## GIVEN PROBLEM
Beginning at the line containing "What text is on this page?", output every line to the end of the data below exactly as it appears.

## RECORDS PROVIDED

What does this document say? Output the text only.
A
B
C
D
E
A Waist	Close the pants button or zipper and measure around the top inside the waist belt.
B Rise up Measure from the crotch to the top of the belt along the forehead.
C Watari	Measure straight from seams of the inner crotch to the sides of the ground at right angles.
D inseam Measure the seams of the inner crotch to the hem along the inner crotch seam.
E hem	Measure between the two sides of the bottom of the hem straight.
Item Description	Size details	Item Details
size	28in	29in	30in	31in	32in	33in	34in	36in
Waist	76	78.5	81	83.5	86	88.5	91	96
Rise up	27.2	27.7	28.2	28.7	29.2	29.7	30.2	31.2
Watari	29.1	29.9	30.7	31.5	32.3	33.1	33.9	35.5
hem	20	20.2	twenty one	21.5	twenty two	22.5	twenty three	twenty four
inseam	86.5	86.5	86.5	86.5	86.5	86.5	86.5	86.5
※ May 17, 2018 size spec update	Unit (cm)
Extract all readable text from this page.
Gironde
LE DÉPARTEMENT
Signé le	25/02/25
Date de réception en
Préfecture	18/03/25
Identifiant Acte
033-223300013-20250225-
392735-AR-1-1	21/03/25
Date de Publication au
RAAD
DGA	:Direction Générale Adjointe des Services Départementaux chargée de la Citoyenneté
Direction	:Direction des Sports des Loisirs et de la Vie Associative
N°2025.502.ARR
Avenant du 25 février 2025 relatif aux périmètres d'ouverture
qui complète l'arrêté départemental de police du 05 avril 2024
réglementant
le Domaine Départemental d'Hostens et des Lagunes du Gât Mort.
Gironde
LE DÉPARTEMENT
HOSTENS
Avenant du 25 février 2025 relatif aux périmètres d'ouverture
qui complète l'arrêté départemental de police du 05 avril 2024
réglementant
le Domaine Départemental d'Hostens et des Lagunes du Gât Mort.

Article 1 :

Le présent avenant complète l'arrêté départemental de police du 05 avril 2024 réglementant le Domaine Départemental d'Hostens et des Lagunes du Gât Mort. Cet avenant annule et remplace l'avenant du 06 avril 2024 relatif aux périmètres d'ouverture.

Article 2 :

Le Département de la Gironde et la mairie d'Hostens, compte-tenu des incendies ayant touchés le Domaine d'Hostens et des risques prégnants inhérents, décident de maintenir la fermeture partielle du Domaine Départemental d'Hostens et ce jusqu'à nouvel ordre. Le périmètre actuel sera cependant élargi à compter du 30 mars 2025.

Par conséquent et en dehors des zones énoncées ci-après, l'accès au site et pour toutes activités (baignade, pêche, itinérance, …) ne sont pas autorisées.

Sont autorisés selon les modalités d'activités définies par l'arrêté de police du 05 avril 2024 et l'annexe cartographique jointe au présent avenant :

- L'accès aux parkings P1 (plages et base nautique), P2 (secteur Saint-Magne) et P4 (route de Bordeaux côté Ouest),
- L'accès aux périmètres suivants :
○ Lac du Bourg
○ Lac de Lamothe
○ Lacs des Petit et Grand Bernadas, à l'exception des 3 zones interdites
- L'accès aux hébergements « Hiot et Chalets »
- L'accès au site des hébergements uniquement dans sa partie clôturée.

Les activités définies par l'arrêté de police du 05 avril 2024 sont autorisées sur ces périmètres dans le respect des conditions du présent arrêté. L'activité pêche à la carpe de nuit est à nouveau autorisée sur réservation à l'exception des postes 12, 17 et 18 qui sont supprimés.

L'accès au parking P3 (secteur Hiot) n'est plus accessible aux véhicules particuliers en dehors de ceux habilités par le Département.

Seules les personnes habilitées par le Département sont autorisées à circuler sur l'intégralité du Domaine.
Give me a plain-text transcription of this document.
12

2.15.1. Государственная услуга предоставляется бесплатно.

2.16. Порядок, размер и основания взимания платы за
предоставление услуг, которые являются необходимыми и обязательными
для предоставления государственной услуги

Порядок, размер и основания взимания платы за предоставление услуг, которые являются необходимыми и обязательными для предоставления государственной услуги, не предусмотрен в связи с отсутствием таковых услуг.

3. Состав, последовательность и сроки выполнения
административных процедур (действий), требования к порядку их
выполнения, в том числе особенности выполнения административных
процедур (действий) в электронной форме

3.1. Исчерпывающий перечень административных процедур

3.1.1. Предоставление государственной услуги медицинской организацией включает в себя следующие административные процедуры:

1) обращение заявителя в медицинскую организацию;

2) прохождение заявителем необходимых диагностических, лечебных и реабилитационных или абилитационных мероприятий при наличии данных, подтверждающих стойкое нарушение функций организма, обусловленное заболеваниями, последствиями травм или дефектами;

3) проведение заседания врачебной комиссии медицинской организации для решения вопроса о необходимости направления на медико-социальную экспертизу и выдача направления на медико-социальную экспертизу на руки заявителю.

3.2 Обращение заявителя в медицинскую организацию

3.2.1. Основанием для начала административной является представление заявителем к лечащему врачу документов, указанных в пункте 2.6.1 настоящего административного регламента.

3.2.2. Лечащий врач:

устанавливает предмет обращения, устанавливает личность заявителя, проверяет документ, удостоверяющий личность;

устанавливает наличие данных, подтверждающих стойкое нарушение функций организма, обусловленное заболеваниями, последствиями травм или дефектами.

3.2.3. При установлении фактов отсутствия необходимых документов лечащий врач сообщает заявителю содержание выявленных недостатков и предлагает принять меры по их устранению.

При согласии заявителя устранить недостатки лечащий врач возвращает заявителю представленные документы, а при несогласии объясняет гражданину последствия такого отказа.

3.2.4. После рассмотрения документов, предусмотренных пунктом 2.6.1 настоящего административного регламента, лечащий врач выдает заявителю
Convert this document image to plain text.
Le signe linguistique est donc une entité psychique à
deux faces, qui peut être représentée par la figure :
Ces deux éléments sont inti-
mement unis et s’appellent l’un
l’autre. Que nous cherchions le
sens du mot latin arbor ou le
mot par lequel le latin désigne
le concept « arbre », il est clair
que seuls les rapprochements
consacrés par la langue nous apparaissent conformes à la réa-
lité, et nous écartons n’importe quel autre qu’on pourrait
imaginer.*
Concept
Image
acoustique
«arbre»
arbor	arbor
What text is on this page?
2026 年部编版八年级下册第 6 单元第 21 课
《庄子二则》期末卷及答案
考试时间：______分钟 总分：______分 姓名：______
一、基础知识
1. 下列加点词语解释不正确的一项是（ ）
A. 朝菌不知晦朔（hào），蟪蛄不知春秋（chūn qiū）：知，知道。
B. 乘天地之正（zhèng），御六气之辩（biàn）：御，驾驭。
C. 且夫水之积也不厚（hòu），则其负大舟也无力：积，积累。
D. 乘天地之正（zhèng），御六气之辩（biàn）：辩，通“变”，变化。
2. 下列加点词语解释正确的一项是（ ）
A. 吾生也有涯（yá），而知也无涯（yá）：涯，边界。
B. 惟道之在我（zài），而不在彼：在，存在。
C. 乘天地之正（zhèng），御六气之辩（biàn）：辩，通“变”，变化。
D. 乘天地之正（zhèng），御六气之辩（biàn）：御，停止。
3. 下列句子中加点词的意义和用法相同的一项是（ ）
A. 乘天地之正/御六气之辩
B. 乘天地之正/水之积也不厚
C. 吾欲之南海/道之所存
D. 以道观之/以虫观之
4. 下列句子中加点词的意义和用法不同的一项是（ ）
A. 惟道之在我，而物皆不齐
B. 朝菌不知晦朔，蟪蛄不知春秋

## SOLUTION FOR THIS TASK
What text is on this page?
2026 年部编版八年级下册第 6 单元第 21 课
《庄子二则》期末卷及答案
考试时间：______分钟 总分：______分 姓名：______
一、基础知识
1. 下列加点词语解释不正确的一项是（ ）
A. 朝菌不知晦朔（hào），蟪蛄不知春秋（chūn qiū）：知，知道。
B. 乘天地之正（zhèng），御六气之辩（biàn）：御，驾驭。
C. 且夫水之积也不厚（hòu），则其负大舟也无力：积，积累。
D. 乘天地之正（zhèng），御六气之辩（biàn）：辩，通“变”，变化。
2. 下列加点词语解释正确的一项是（ ）
A. 吾生也有涯（yá），而知也无涯（yá）：涯，边界。
B. 惟道之在我（zài），而不在彼：在，存在。
C. 乘天地之正（zhèng），御六气之辩（biàn）：辩，通“变”，变化。
D. 乘天地之正（zhèng），御六气之辩（biàn）：御，停止。
3. 下列句子中加点词的意义和用法相同的一项是（ ）
A. 乘天地之正/御六气之辩
B. 乘天地之正/水之积也不厚
C. 吾欲之南海/道之所存
D. 以道观之/以虫观之
4. 下列句子中加点词的意义和用法不同的一项是（ ）
A. 惟道之在我，而物皆不齐
B. 朝菌不知晦朔，蟪蛄不知春秋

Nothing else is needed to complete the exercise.